◆ Aim ◆
Where a line holds the string "mijne", return that line.
— START Data rows —
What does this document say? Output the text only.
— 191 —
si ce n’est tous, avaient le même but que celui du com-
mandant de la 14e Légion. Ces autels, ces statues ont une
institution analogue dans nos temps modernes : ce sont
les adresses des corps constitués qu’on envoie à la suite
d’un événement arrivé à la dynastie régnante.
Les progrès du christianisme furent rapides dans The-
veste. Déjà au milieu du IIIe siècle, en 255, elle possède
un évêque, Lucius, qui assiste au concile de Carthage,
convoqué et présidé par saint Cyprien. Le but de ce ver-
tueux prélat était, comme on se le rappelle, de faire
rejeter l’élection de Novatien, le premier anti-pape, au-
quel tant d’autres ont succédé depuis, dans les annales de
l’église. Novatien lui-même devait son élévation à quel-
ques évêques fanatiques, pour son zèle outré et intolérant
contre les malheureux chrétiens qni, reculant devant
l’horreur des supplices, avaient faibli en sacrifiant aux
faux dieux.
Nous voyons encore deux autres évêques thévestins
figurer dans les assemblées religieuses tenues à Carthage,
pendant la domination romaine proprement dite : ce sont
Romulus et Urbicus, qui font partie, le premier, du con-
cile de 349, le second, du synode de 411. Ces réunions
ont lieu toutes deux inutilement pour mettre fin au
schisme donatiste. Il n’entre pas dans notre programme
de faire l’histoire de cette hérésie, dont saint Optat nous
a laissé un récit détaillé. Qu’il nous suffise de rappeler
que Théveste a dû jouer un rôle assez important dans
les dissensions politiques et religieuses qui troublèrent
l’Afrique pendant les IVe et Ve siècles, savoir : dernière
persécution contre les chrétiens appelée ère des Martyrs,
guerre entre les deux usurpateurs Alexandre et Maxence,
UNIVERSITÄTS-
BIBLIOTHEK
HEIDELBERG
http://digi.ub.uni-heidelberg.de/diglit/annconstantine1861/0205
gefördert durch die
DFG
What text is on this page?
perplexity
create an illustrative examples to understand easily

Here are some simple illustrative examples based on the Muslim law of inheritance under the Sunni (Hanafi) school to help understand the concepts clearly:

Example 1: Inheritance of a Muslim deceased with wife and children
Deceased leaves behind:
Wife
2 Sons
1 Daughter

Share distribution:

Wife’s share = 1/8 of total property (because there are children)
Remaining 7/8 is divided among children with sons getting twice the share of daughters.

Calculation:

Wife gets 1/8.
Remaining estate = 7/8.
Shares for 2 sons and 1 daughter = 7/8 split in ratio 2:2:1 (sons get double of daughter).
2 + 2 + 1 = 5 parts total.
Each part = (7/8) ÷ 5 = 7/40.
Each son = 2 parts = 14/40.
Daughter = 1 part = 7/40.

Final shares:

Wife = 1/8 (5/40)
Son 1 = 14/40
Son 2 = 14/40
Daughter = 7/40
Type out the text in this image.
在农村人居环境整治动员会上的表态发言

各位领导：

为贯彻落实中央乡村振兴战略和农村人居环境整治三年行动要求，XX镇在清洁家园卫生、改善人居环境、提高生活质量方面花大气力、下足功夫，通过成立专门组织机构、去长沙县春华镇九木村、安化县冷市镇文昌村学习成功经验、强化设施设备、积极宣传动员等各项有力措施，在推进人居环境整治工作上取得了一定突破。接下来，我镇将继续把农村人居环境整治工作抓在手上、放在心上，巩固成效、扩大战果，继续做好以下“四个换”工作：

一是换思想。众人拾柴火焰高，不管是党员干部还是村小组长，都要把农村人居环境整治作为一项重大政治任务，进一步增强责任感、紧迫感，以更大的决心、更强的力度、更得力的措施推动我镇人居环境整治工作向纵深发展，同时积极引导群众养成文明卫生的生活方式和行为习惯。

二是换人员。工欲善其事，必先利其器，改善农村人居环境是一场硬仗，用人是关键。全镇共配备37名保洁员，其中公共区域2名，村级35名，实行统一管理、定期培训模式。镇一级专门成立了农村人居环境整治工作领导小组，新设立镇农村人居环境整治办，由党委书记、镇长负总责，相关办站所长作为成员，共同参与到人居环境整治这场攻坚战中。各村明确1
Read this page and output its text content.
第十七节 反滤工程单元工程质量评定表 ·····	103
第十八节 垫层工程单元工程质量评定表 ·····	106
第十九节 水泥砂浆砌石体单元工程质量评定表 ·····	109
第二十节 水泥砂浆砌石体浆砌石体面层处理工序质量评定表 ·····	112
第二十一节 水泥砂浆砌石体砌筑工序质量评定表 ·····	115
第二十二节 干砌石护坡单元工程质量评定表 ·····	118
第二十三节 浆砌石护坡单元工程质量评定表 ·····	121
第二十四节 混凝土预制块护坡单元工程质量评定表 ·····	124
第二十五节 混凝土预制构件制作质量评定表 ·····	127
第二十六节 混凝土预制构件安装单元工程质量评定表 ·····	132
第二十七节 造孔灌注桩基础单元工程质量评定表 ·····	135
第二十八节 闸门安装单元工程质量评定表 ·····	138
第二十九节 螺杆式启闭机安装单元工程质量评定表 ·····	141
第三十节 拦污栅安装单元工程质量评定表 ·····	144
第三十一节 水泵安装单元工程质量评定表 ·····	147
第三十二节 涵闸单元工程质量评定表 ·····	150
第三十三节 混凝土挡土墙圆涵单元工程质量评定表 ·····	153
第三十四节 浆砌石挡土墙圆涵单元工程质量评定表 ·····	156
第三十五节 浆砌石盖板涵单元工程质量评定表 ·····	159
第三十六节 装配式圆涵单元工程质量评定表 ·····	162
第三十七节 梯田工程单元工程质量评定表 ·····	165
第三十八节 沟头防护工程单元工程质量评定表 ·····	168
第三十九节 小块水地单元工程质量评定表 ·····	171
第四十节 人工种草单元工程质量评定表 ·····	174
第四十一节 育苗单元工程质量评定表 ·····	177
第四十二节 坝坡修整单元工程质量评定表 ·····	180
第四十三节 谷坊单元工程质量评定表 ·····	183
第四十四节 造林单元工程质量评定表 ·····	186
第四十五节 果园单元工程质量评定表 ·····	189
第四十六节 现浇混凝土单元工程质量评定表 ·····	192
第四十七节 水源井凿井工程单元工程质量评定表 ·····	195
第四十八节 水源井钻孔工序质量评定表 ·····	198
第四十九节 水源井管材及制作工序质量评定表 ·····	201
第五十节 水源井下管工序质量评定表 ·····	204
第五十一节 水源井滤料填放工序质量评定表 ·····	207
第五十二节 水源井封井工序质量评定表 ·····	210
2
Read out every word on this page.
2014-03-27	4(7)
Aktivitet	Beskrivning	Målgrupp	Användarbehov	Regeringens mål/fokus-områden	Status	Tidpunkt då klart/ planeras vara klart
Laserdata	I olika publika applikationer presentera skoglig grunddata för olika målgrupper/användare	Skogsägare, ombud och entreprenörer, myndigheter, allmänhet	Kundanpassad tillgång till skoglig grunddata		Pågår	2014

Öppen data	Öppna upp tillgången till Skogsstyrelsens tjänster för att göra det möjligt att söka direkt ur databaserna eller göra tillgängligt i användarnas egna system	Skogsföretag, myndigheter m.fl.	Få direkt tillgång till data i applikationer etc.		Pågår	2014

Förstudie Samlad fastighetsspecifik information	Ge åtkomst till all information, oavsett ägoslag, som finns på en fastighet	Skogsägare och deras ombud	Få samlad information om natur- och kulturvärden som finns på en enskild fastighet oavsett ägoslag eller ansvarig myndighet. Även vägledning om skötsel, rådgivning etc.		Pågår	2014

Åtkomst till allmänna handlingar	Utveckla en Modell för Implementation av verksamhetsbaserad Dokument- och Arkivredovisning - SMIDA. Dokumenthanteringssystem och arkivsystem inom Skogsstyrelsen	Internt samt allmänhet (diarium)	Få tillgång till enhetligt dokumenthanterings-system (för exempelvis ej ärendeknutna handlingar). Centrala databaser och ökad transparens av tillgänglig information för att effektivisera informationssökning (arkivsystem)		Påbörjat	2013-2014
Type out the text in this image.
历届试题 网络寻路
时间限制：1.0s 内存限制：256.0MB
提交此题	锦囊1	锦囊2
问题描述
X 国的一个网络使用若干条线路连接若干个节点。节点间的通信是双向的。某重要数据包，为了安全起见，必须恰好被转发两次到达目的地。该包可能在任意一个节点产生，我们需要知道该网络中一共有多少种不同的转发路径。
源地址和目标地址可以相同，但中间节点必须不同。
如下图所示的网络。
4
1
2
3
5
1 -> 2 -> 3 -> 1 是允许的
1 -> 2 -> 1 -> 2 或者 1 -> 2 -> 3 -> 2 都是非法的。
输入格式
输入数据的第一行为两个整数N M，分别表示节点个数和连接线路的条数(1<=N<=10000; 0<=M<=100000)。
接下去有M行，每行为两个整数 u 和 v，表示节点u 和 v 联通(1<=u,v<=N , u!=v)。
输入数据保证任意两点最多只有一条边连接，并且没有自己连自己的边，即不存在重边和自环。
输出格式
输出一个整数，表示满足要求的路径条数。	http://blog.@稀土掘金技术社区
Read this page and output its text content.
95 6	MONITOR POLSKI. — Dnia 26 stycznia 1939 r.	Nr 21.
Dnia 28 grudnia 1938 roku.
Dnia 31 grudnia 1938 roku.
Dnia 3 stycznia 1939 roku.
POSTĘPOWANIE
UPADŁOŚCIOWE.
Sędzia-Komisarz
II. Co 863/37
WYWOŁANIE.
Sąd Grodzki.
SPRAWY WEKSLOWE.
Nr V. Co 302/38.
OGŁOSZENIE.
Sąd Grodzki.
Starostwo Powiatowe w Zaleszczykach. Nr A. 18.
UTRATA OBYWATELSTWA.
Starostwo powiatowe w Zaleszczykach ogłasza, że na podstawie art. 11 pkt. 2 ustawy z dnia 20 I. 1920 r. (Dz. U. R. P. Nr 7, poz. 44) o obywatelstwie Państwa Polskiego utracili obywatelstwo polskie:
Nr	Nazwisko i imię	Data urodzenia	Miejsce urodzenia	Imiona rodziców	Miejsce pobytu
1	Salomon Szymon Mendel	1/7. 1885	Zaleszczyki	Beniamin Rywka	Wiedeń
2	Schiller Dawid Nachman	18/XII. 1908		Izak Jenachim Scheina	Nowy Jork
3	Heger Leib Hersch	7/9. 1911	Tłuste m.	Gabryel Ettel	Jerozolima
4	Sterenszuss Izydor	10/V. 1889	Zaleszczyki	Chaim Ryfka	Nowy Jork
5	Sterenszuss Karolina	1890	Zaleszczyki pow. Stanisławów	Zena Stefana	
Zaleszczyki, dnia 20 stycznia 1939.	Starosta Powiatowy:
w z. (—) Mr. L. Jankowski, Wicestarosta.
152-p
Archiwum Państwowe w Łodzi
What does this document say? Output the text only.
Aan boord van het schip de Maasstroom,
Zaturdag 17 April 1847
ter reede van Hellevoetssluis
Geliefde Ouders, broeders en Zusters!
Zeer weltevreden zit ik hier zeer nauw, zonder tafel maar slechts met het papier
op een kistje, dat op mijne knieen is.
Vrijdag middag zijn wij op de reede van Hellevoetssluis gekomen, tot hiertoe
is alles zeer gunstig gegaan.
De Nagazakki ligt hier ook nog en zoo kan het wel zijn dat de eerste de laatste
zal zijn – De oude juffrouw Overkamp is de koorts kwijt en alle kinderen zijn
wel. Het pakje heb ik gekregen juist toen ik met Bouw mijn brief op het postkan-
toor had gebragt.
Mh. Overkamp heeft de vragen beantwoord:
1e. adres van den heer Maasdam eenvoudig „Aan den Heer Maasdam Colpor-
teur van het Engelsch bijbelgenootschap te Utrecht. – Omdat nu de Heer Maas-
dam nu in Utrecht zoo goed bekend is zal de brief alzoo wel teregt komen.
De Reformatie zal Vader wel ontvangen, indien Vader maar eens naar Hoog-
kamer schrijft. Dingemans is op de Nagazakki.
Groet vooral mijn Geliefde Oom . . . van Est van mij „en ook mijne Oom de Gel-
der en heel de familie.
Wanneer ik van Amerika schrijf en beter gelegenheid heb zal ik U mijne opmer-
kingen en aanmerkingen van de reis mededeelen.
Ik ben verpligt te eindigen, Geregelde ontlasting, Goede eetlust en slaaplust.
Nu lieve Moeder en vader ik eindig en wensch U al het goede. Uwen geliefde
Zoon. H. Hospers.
— END Data rows —
◆ Full output ◆
op een kistje, dat op mijne knieen is.
Groet vooral mijn Geliefde Oom . . . van Est van mij „en ook mijne Oom de Gel-
Wanneer ik van Amerika schrijf en beter gelegenheid heb zal ik U mijne opmer-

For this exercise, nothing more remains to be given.